In the records that follow, locate every line with "leden" and extract it.

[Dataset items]
◆ ◆ ◆
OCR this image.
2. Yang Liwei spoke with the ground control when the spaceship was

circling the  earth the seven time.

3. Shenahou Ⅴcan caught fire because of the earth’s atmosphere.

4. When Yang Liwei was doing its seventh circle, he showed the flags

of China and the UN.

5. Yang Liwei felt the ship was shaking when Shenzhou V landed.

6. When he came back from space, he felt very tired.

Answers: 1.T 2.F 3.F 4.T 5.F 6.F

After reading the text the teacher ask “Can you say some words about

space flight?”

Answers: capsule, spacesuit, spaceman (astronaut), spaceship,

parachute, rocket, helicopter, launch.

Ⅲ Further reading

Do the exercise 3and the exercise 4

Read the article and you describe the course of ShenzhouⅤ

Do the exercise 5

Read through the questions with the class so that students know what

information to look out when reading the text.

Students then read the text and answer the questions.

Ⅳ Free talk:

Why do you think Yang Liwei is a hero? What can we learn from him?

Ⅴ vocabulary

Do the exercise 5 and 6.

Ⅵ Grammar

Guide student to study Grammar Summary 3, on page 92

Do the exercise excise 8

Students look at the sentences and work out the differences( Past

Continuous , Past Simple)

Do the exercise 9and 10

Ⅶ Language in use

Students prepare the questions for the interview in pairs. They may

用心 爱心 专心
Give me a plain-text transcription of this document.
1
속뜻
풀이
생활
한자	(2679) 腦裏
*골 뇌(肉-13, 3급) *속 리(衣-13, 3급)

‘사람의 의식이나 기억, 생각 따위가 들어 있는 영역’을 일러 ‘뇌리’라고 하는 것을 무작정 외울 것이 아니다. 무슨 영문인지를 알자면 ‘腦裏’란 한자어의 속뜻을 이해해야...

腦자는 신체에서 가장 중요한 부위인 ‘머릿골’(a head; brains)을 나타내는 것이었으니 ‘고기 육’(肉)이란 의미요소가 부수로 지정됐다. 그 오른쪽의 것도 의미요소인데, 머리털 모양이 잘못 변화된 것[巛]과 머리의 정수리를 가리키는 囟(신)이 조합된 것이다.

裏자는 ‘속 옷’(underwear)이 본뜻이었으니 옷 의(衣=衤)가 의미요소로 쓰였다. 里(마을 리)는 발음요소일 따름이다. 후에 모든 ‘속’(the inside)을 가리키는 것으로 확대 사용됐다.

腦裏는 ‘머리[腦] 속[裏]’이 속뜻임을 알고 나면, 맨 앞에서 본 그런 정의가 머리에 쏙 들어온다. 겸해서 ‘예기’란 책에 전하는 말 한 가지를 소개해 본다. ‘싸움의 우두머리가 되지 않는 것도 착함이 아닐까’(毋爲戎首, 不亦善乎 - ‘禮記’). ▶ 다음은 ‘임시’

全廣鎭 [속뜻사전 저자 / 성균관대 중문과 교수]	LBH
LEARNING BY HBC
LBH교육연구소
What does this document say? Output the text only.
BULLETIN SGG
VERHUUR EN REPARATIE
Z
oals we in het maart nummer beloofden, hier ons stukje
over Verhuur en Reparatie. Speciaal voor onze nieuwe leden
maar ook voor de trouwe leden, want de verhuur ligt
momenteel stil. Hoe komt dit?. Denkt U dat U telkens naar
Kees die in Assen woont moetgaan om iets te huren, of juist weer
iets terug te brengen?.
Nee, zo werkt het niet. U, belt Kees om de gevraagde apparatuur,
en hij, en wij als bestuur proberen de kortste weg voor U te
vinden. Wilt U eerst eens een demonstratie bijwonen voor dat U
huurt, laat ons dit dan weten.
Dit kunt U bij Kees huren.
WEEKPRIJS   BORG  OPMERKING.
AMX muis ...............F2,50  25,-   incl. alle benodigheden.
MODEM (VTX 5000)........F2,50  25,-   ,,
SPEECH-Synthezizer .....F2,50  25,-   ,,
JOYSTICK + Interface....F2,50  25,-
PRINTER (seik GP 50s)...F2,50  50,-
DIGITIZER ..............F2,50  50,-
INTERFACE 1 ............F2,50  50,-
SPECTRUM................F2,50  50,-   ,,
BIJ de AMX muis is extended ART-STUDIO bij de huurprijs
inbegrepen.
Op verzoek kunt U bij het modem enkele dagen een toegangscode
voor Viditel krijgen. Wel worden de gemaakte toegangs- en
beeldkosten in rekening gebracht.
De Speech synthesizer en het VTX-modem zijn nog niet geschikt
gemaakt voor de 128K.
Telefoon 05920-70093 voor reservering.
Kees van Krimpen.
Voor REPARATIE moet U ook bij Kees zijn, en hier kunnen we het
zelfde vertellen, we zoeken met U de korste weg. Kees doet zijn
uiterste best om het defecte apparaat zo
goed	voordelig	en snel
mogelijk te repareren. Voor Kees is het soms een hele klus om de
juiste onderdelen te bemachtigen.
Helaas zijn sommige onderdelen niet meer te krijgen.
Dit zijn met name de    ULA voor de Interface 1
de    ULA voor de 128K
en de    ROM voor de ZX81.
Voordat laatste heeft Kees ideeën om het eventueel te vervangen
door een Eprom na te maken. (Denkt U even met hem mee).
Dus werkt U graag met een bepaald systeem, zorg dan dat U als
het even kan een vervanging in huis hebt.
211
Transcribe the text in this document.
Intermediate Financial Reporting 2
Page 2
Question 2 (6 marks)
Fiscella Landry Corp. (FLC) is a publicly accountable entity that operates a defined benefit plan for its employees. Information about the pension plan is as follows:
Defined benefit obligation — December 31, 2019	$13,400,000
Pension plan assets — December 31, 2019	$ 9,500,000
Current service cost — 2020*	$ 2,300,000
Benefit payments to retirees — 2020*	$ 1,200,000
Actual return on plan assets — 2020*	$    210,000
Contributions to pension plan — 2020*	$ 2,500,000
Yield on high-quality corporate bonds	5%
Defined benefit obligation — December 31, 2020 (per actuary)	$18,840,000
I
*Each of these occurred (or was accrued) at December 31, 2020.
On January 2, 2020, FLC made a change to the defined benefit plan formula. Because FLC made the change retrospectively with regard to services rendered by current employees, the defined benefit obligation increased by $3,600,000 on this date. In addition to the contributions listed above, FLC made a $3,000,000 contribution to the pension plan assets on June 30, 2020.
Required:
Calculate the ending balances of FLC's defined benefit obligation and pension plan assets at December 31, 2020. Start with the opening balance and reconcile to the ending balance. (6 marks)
◆ ◆ ◆
■ Reply
over Verhuur en Reparatie. Speciaal voor onze nieuwe leden
maar ook voor de trouwe leden, want de verhuur ligt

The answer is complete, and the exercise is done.